— Begin —

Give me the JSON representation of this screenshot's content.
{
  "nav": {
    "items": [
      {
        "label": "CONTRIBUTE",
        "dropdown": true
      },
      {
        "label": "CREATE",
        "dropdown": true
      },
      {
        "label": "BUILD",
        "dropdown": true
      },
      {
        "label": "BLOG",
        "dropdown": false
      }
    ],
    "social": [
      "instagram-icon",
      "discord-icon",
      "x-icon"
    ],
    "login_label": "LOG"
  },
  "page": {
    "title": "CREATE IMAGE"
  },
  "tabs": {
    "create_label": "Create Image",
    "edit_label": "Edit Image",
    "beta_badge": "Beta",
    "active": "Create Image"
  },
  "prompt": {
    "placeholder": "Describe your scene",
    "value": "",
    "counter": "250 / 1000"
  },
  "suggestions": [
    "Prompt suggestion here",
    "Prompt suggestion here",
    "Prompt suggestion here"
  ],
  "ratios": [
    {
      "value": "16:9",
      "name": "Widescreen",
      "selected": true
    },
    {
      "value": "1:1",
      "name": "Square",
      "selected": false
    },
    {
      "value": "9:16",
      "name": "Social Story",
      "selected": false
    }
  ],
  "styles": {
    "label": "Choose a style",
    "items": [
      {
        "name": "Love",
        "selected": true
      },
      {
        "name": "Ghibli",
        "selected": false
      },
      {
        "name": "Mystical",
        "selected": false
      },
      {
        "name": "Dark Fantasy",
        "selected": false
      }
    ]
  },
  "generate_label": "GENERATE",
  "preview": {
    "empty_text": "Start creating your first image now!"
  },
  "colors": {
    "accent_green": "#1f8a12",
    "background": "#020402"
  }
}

— End —

- [Problem to work on] Report only the number of lines that hold the word "your".

- [Problem solution] 2